Problem details —
Check every line of the material below for the string "Repair", and return the ones that have it.

Records for processing —
===============

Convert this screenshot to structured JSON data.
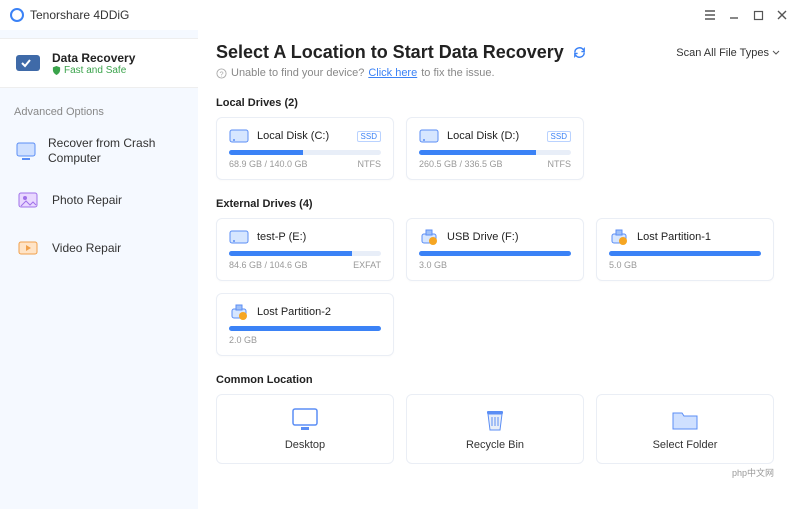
{
  "titlebar": {
    "app_name": "Tenorshare 4DDiG"
  },
  "sidebar": {
    "main": {
      "title": "Data Recovery",
      "subtitle": "Fast and Safe"
    },
    "adv_label": "Advanced Options",
    "items": [
      {
        "label": "Recover from Crash Computer",
        "icon": "recover"
      },
      {
        "label": "Photo Repair",
        "icon": "photo"
      },
      {
        "label": "Video Repair",
        "icon": "video"
      }
    ]
  },
  "main": {
    "title": "Select A Location to Start Data Recovery",
    "scan_link": "Scan All File Types",
    "hint_prefix": "Unable to find your device?",
    "hint_link": "Click here",
    "hint_suffix": "to fix the issue."
  },
  "sections": {
    "local": {
      "title": "Local Drives (2)"
    },
    "external": {
      "title": "External Drives (4)"
    },
    "common": {
      "title": "Common Location"
    }
  },
  "drives": {
    "local": [
      {
        "name": "Local Disk (C:)",
        "badge": "SSD",
        "fill": 49,
        "stats": "68.9 GB / 140.0 GB",
        "fs": "NTFS"
      },
      {
        "name": "Local Disk (D:)",
        "badge": "SSD",
        "fill": 77,
        "stats": "260.5 GB / 336.5 GB",
        "fs": "NTFS"
      }
    ],
    "external": [
      {
        "name": "test-P (E:)",
        "badge": "",
        "fill": 81,
        "stats": "84.6 GB / 104.6 GB",
        "fs": "EXFAT",
        "warn": false,
        "usb": false
      },
      {
        "name": "USB Drive (F:)",
        "badge": "",
        "fill": 100,
        "stats": "3.0 GB",
        "fs": "",
        "warn": true,
        "usb": true
      },
      {
        "name": "Lost Partition-1",
        "badge": "",
        "fill": 100,
        "stats": "5.0 GB",
        "fs": "",
        "warn": true,
        "usb": true
      },
      {
        "name": "Lost Partition-2",
        "badge": "",
        "fill": 100,
        "stats": "2.0 GB",
        "fs": "",
        "warn": true,
        "usb": true
      }
    ]
  },
  "locations": [
    {
      "label": "Desktop",
      "icon": "desktop"
    },
    {
      "label": "Recycle Bin",
      "icon": "bin"
    },
    {
      "label": "Select Folder",
      "icon": "folder"
    }
  ],
  "footer": {
    "brand": "php中文网"
  }
}
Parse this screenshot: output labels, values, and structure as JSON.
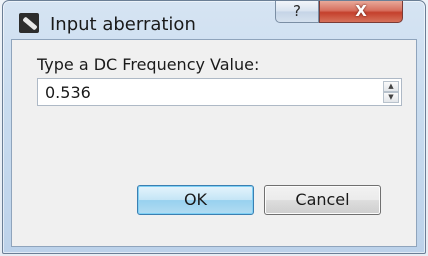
{
  "window": {
    "title": "Input aberration",
    "help_glyph": "?",
    "close_glyph": "X"
  },
  "form": {
    "prompt": "Type a DC Frequency Value:",
    "value": "0.536",
    "spin_up_glyph": "▲",
    "spin_down_glyph": "▼"
  },
  "buttons": {
    "ok_label": "OK",
    "cancel_label": "Cancel"
  },
  "icons": {
    "app": "app-icon",
    "help": "help-icon",
    "close": "close-icon",
    "spin_up": "spin-up-icon",
    "spin_down": "spin-down-icon"
  },
  "colors": {
    "close_button": "#c4402c",
    "default_button_border": "#3c7fb1",
    "title_frame": "#c9dcef"
  }
}
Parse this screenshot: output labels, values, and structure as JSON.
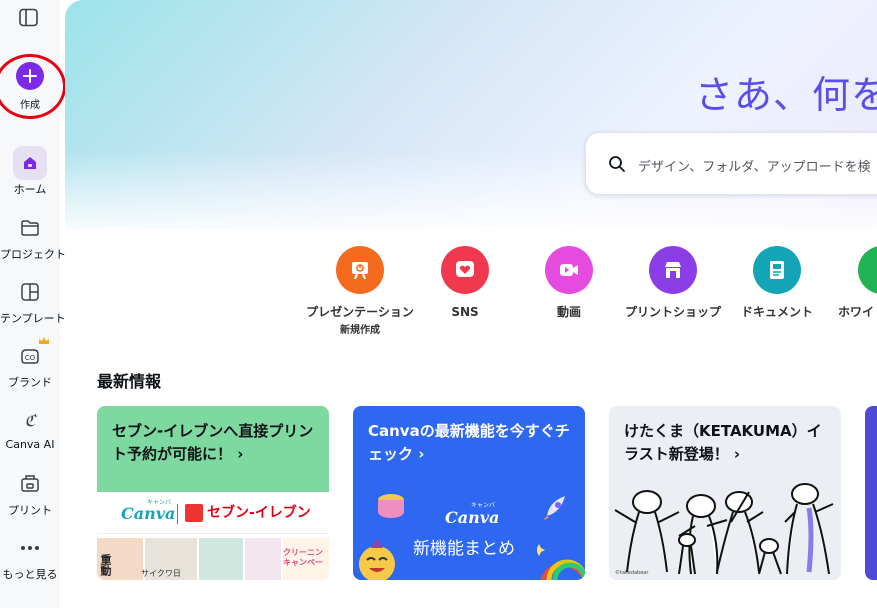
{
  "sidebar": {
    "create_label": "作成",
    "items": [
      {
        "label": "ホーム",
        "icon": "home-icon",
        "active": true
      },
      {
        "label": "プロジェクト",
        "icon": "folder-icon"
      },
      {
        "label": "テンプレート",
        "icon": "template-icon"
      },
      {
        "label": "ブランド",
        "icon": "brand-icon"
      },
      {
        "label": "Canva AI",
        "icon": "canva-ai-icon"
      },
      {
        "label": "プリント",
        "icon": "print-icon"
      },
      {
        "label": "もっと見る",
        "icon": "more-icon"
      }
    ]
  },
  "hero": {
    "title": "さあ、何を",
    "search_placeholder": "デザイン、フォルダ、アップロードを検"
  },
  "categories": [
    {
      "label": "プレゼンテーション",
      "sub": "新規作成",
      "icon": "presentation-icon",
      "color": "#f46b1f"
    },
    {
      "label": "SNS",
      "icon": "heart-icon",
      "color": "#f0394e"
    },
    {
      "label": "動画",
      "icon": "video-icon",
      "color": "#e64be0"
    },
    {
      "label": "プリントショップ",
      "icon": "shop-icon",
      "color": "#8b3de6"
    },
    {
      "label": "ドキュメント",
      "icon": "document-icon",
      "color": "#13a4b6"
    },
    {
      "label": "ホワイ",
      "icon": "whiteboard-icon",
      "color": "#21b253"
    }
  ],
  "news": {
    "title": "最新情報",
    "cards": [
      {
        "title": "セブン-イレブンへ直接プリント予約が可能に！ ›",
        "art": {
          "canva": "Canva",
          "canva_kana": "キャンバ",
          "partner": "セブン-イレブン",
          "t1": "重動",
          "t2": "サイクワ日",
          "t3": "クリーニン\nキャンペー"
        }
      },
      {
        "title": "Canvaの最新機能を今すぐチェック ›",
        "art": {
          "canva": "Canva",
          "canva_kana": "キャンバ",
          "sub": "新機能まとめ"
        }
      },
      {
        "title": "けたくま（KETAKUMA）イラスト新登場！ ›",
        "art": {
          "credit": "©takedabear"
        }
      }
    ]
  },
  "colors": {
    "accent": "#7d2ae8",
    "highlight_ring": "#e60012",
    "title": "#5b4de8"
  }
}
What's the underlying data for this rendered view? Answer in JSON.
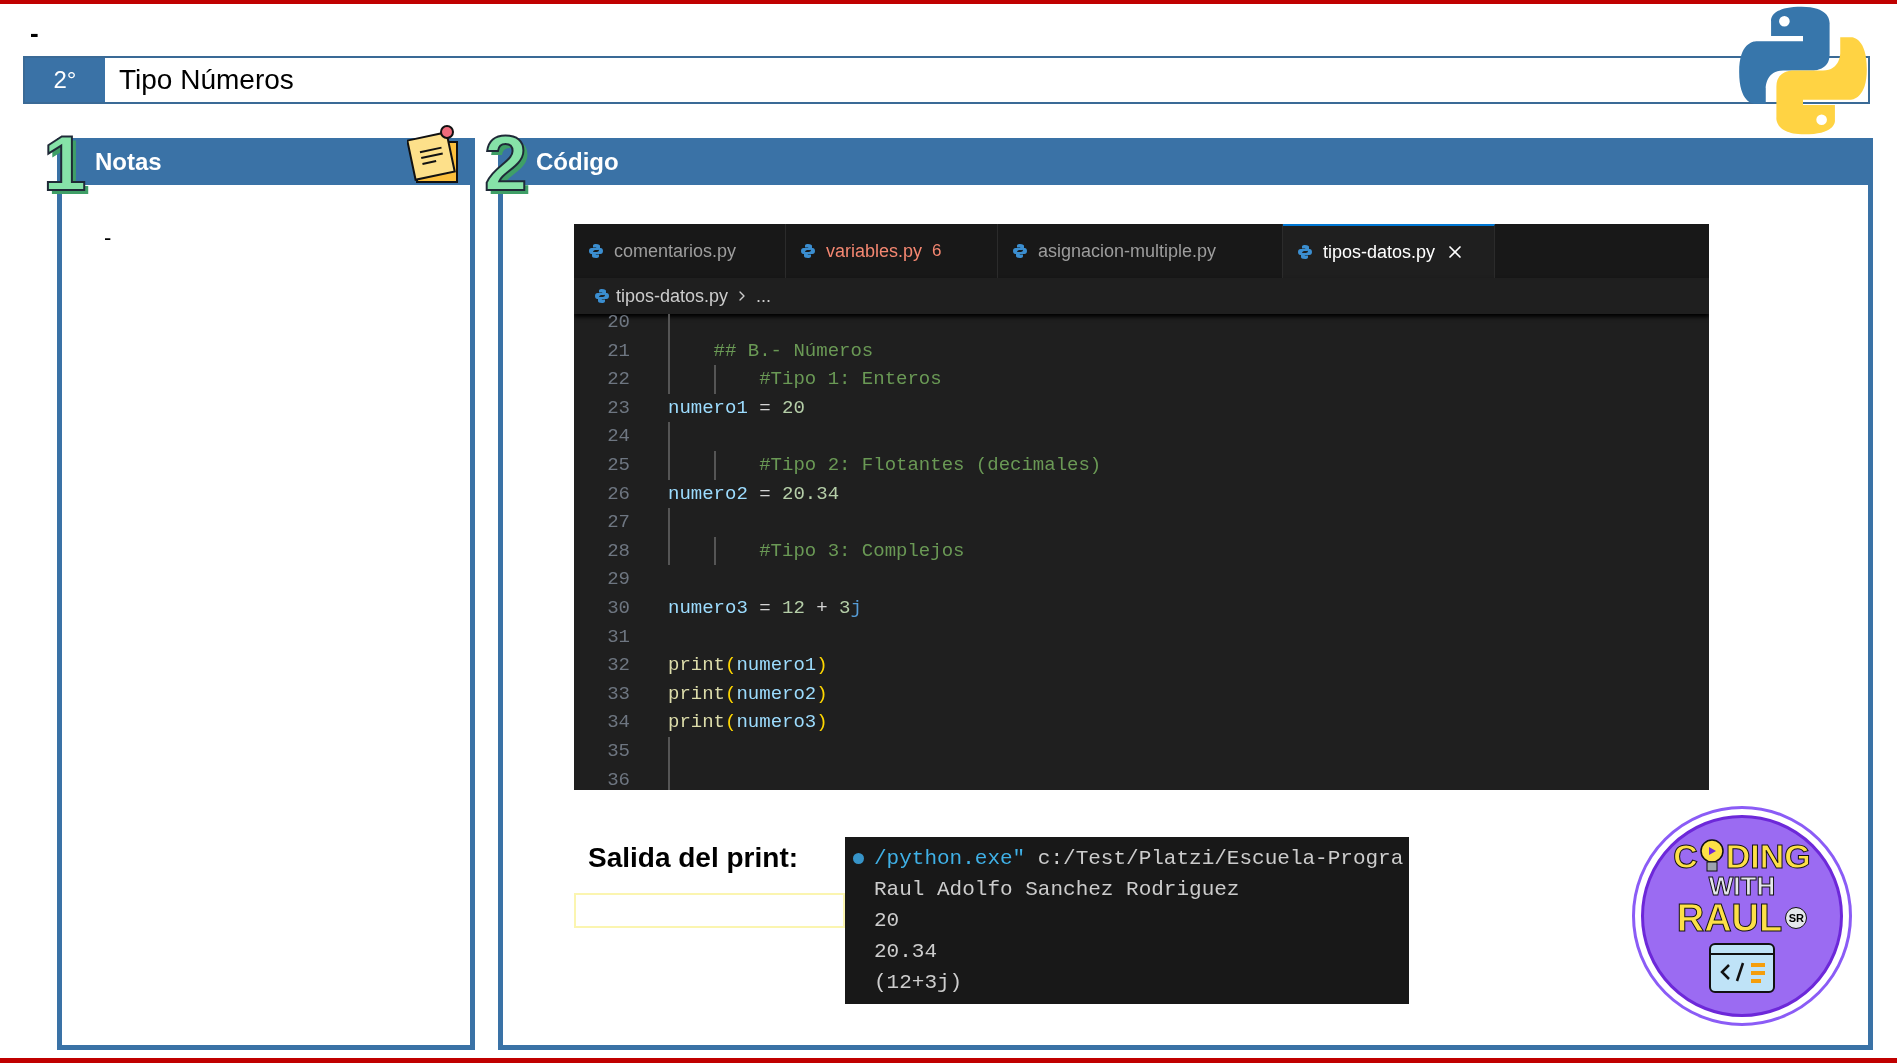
{
  "top_note": "-",
  "topic": {
    "number": "2°",
    "title": "Tipo Números"
  },
  "notes": {
    "numeral": "1",
    "title": "Notas",
    "body": "-"
  },
  "code_panel": {
    "numeral": "2",
    "title": "Código",
    "editor": {
      "tabs": [
        {
          "label": "comentarios.py",
          "selected": false,
          "error": false
        },
        {
          "label": "variables.py",
          "selected": false,
          "error": true,
          "problems": "6"
        },
        {
          "label": "asignacion-multiple.py",
          "selected": false,
          "error": false
        },
        {
          "label": "tipos-datos.py",
          "selected": true,
          "error": false
        }
      ],
      "breadcrumb": [
        "tipos-datos.py",
        "..."
      ],
      "lines": [
        {
          "number": "20",
          "guide": true
        },
        {
          "number": "21",
          "guide": true,
          "tokens": [
            {
              "kind": "comment",
              "text": "    ## B.- Números"
            }
          ]
        },
        {
          "number": "22",
          "guide": true,
          "tokens": [
            {
              "kind": "comment",
              "text": "        #Tipo 1: Enteros"
            }
          ]
        },
        {
          "number": "23",
          "guide": false,
          "tokens": [
            {
              "kind": "var",
              "text": "numero1"
            },
            {
              "kind": "op",
              "text": " = "
            },
            {
              "kind": "num",
              "text": "20"
            }
          ]
        },
        {
          "number": "24",
          "guide": true
        },
        {
          "number": "25",
          "guide": true,
          "tokens": [
            {
              "kind": "comment",
              "text": "        #Tipo 2: Flotantes (decimales)"
            }
          ]
        },
        {
          "number": "26",
          "guide": false,
          "tokens": [
            {
              "kind": "var",
              "text": "numero2"
            },
            {
              "kind": "op",
              "text": " = "
            },
            {
              "kind": "num",
              "text": "20.34"
            }
          ]
        },
        {
          "number": "27",
          "guide": true
        },
        {
          "number": "28",
          "guide": true,
          "tokens": [
            {
              "kind": "comment",
              "text": "        #Tipo 3: Complejos"
            }
          ]
        },
        {
          "number": "29",
          "guide": false
        },
        {
          "number": "30",
          "guide": false,
          "tokens": [
            {
              "kind": "var",
              "text": "numero3"
            },
            {
              "kind": "op",
              "text": " = "
            },
            {
              "kind": "num",
              "text": "12"
            },
            {
              "kind": "op",
              "text": " + "
            },
            {
              "kind": "num",
              "text": "3"
            },
            {
              "kind": "kw",
              "text": "j"
            }
          ]
        },
        {
          "number": "31",
          "guide": false
        },
        {
          "number": "32",
          "guide": false,
          "tokens": [
            {
              "kind": "fn",
              "text": "print"
            },
            {
              "kind": "paren",
              "text": "("
            },
            {
              "kind": "var",
              "text": "numero1"
            },
            {
              "kind": "paren",
              "text": ")"
            }
          ]
        },
        {
          "number": "33",
          "guide": false,
          "tokens": [
            {
              "kind": "fn",
              "text": "print"
            },
            {
              "kind": "paren",
              "text": "("
            },
            {
              "kind": "var",
              "text": "numero2"
            },
            {
              "kind": "paren",
              "text": ")"
            }
          ]
        },
        {
          "number": "34",
          "guide": false,
          "tokens": [
            {
              "kind": "fn",
              "text": "print"
            },
            {
              "kind": "paren",
              "text": "("
            },
            {
              "kind": "var",
              "text": "numero3"
            },
            {
              "kind": "paren",
              "text": ")"
            }
          ]
        },
        {
          "number": "35",
          "guide": true
        },
        {
          "number": "36",
          "guide": true
        }
      ]
    },
    "output_label": "Salida del print:",
    "terminal": {
      "command_highlight": "/python.exe\"",
      "command_rest": " c:/Test/Platzi/Escuela-Progra",
      "lines": [
        "Raul Adolfo Sanchez Rodriguez",
        "20",
        "20.34",
        "(12+3j)"
      ]
    },
    "logo": {
      "first": "C",
      "first_rest": "DING",
      "middle": "WITH",
      "last": "RAUL",
      "badge": "SR"
    }
  }
}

===============

Exercise result —
        "label": "Photo Repair",
        "label": "Video Repair",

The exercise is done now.